What is needed:
Determine which lines of the records include the word "Feste", and copy them.

Material provided:
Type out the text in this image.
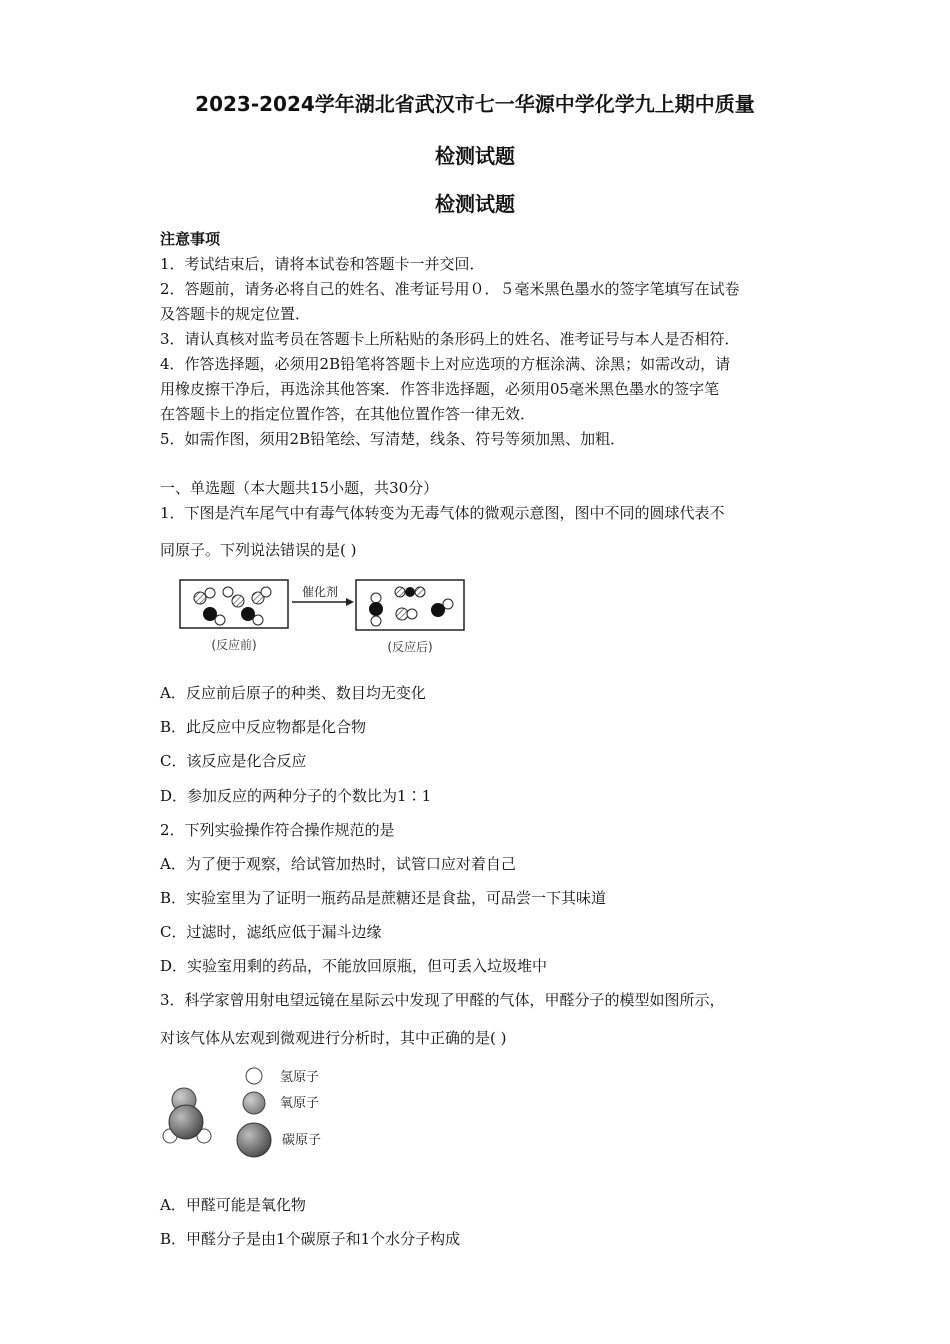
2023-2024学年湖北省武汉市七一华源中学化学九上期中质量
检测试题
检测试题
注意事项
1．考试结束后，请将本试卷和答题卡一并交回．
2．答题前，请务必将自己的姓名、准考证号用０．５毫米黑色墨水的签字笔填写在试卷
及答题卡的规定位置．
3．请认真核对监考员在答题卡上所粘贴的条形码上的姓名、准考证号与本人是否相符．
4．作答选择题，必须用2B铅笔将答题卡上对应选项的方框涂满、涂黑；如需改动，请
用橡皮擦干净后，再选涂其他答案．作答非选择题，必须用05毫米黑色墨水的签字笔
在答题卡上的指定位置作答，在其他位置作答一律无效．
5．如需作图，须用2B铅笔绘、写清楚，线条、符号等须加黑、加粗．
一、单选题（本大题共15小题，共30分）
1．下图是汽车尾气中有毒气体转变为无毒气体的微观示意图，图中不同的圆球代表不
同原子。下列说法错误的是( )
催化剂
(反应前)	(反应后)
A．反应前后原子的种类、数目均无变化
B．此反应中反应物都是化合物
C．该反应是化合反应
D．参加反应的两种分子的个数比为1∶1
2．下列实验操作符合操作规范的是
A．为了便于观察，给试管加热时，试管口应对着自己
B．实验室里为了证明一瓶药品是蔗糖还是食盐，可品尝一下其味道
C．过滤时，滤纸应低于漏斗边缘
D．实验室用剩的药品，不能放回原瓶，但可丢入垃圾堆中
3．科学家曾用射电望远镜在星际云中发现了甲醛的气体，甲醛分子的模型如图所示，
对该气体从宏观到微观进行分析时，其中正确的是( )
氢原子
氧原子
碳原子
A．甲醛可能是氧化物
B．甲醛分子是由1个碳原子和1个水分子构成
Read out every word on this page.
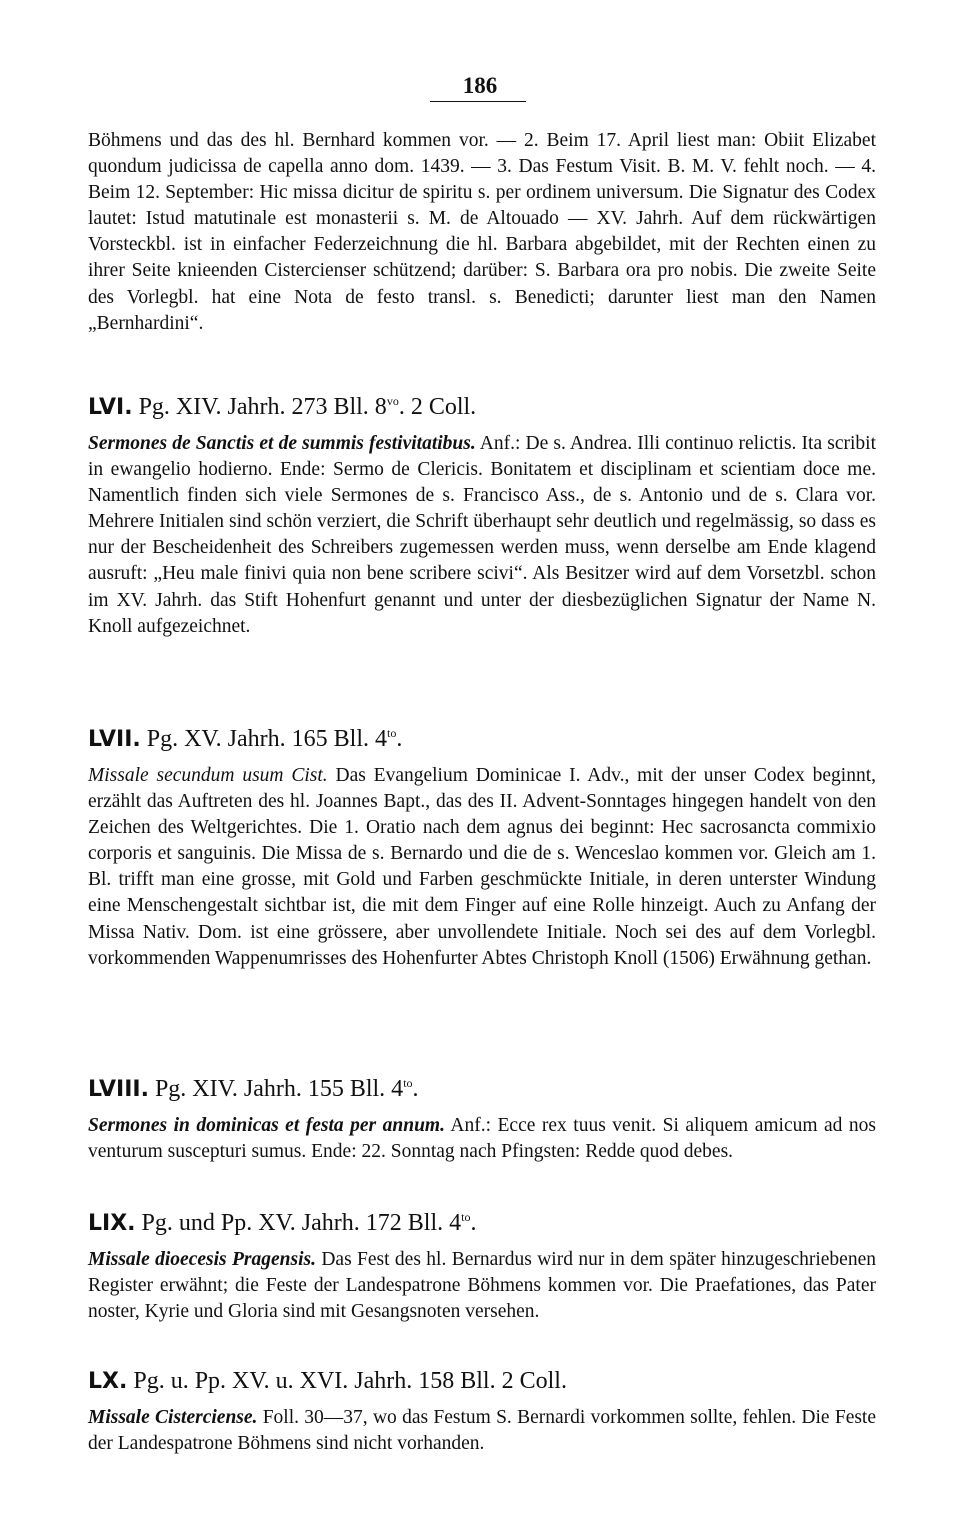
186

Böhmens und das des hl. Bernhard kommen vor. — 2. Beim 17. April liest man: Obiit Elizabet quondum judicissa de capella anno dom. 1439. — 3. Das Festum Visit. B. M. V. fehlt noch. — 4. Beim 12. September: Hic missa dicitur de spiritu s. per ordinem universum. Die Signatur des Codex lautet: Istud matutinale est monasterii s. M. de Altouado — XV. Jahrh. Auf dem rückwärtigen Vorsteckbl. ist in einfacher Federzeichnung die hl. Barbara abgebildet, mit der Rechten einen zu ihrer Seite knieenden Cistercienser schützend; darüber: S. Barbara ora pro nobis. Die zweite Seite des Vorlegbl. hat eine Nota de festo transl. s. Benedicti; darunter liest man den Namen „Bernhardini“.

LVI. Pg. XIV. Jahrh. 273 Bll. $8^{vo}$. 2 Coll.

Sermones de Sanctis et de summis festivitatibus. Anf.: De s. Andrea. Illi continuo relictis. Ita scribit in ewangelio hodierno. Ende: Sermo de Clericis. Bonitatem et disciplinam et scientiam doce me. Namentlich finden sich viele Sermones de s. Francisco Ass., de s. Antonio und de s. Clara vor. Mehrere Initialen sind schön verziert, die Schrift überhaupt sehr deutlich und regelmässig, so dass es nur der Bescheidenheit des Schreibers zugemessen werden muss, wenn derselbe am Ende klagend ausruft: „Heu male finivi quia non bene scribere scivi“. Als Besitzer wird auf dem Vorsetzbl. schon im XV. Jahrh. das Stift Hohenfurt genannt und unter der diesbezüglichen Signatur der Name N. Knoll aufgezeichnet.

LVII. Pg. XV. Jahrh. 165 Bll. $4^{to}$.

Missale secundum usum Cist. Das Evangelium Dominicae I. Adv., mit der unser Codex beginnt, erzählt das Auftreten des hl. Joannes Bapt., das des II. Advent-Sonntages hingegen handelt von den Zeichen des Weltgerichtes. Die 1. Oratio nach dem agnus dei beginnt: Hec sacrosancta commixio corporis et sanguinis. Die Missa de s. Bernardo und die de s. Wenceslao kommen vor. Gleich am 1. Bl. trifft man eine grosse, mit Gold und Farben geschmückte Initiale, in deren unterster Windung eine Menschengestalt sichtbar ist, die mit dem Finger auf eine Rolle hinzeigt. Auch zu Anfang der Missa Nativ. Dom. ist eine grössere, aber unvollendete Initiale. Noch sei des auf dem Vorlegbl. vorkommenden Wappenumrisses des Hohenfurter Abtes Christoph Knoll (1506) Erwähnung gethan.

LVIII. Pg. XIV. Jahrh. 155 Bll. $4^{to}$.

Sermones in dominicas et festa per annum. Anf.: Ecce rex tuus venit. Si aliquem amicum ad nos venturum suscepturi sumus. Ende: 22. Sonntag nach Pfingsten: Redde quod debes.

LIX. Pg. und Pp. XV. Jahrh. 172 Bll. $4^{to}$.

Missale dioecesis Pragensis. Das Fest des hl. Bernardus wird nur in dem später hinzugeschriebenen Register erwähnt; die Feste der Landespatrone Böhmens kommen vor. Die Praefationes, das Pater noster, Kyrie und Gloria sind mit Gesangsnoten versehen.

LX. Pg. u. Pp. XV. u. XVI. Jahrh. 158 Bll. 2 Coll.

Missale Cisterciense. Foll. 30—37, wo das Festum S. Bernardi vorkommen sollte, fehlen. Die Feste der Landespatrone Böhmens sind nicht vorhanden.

---

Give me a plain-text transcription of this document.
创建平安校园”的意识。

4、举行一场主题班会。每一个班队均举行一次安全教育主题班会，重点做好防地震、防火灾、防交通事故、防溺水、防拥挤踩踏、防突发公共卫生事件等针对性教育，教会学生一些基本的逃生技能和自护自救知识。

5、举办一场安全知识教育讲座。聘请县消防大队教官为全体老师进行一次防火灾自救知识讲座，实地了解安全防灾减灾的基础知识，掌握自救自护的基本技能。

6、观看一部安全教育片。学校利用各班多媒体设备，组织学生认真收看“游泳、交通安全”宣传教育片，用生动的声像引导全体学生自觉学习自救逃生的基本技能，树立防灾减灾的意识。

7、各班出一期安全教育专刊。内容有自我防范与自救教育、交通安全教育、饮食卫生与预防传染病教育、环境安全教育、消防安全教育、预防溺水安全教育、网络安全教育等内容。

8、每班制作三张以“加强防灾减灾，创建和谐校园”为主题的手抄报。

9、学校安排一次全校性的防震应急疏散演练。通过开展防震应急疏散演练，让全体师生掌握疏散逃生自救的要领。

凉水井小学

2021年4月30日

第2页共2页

Written answer:
Missale dioecesis Pragensis. Das Fest des hl. Bernardus wird nur in dem später hinzugeschriebenen Register erwähnt; die Feste der Landespatrone Böhmens kommen vor. Die Praefationes, das Pater noster, Kyrie und Gloria sind mit Gesangsnoten versehen.
Missale Cisterciense. Foll. 30—37, wo das Festum S. Bernardi vorkommen sollte, fehlen. Die Feste der Landespatrone Böhmens sind nicht vorhanden.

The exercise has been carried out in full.